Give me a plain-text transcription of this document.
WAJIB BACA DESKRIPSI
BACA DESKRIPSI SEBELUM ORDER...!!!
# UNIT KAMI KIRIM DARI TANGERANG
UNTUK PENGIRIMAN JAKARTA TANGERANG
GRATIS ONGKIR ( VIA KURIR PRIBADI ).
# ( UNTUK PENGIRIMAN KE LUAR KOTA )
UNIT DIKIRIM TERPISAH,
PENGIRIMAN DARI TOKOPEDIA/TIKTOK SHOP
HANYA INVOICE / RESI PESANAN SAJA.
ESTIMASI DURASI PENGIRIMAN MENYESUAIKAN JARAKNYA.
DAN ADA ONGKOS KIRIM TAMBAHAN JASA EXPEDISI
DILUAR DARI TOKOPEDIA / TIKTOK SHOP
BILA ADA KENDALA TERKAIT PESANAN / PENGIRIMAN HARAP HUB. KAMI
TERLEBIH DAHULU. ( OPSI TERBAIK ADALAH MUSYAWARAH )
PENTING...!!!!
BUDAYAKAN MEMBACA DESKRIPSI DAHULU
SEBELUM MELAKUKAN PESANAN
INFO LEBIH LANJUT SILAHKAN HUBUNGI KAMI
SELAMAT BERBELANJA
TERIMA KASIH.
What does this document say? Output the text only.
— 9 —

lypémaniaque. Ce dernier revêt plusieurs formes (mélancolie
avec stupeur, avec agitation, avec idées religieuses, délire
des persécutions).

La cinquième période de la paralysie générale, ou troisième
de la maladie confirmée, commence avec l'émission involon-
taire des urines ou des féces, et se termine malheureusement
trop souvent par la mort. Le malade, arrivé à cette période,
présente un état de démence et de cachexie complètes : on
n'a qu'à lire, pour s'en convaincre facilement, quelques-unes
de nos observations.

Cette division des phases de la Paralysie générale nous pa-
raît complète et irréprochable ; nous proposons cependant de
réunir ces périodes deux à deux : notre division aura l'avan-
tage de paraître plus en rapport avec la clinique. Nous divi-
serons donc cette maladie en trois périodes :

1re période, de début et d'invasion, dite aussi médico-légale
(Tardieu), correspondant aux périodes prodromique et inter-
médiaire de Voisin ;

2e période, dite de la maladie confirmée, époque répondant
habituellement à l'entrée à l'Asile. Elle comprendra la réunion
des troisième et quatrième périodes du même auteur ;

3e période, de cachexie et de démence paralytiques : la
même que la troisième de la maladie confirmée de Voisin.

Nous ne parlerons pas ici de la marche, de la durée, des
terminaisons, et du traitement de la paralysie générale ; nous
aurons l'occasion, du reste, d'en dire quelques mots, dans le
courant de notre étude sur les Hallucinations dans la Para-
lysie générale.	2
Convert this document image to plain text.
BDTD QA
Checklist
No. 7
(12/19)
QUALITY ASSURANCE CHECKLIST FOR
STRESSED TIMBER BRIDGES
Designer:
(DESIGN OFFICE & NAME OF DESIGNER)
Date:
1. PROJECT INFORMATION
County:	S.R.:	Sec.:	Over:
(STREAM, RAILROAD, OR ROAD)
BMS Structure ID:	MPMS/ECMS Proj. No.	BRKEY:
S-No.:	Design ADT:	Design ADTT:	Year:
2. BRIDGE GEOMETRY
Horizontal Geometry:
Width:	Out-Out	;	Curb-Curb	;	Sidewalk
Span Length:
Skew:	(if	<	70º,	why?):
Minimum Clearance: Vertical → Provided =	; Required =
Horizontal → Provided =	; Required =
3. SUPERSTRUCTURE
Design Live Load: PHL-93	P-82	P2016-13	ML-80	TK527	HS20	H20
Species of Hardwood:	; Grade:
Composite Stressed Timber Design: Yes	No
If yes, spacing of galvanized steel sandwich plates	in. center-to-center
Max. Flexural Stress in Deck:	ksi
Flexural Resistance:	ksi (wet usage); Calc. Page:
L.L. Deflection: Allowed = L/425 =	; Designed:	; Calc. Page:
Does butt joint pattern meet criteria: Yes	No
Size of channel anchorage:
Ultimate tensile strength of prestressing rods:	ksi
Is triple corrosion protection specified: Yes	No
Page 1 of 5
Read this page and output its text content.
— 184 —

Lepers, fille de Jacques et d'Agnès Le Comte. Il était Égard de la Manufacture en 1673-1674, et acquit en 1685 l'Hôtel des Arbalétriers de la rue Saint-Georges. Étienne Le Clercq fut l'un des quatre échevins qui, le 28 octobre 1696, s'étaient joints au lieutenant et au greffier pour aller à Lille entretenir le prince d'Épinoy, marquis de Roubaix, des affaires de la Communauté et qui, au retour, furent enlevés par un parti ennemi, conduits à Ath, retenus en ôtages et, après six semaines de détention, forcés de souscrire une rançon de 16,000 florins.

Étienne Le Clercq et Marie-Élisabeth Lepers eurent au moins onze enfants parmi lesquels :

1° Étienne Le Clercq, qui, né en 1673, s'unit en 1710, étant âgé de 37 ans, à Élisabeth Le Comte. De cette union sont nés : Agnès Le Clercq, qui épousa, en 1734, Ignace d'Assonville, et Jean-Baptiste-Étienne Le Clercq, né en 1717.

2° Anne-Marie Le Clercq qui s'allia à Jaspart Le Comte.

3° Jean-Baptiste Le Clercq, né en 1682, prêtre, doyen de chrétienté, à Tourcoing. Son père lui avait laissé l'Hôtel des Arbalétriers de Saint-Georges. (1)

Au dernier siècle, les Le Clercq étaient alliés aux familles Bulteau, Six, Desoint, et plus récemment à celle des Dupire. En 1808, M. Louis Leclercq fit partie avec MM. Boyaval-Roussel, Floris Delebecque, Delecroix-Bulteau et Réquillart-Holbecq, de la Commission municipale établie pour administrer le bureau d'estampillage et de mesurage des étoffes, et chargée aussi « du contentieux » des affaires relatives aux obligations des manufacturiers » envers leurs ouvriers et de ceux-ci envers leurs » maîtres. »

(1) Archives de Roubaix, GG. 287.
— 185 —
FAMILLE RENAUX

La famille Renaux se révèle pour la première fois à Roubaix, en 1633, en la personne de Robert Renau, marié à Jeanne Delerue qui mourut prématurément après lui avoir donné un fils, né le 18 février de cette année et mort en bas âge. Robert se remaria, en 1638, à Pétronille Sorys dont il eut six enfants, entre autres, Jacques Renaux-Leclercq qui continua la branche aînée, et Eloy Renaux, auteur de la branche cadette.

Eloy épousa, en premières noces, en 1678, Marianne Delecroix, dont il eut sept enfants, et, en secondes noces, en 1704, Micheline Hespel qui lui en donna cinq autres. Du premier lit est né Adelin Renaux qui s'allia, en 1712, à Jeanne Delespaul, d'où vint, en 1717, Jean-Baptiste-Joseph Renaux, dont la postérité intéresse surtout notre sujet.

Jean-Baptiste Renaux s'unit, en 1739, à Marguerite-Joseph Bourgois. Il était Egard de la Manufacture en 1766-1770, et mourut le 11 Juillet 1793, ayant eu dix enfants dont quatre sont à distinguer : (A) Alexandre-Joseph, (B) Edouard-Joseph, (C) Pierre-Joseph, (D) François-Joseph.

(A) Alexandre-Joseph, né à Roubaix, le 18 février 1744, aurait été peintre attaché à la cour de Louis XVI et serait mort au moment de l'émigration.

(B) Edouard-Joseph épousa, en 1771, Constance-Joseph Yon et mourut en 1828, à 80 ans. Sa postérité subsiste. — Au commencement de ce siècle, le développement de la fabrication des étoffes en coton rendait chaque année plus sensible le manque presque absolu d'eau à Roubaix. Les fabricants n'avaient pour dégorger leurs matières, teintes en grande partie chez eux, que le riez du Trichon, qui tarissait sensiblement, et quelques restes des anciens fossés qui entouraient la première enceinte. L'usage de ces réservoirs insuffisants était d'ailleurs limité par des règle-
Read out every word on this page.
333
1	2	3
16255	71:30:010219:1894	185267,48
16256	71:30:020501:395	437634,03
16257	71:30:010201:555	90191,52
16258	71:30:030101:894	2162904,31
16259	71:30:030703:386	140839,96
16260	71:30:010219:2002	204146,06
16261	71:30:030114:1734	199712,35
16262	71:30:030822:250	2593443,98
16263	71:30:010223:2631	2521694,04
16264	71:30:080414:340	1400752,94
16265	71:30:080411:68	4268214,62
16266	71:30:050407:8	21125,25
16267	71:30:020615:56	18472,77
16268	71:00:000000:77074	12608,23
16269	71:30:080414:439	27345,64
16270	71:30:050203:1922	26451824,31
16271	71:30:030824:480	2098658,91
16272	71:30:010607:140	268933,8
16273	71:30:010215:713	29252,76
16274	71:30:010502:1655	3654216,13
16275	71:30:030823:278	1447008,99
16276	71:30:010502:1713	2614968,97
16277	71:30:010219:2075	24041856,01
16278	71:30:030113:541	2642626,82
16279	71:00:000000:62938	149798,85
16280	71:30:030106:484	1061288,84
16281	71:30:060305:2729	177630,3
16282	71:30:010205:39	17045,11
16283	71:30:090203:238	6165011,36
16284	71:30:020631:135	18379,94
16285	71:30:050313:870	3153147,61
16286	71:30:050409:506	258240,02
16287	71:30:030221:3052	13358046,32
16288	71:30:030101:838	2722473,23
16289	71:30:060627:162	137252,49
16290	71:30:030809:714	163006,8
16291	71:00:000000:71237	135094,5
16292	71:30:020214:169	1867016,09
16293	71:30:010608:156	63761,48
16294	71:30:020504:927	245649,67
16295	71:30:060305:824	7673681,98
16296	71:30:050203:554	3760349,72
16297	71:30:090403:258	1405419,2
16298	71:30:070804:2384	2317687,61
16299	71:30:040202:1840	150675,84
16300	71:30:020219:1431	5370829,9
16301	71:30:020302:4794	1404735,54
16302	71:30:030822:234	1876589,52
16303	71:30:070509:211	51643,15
□ □ □ □
Of the lines in the material, how many hold the word "même"? Reply with the number only.

2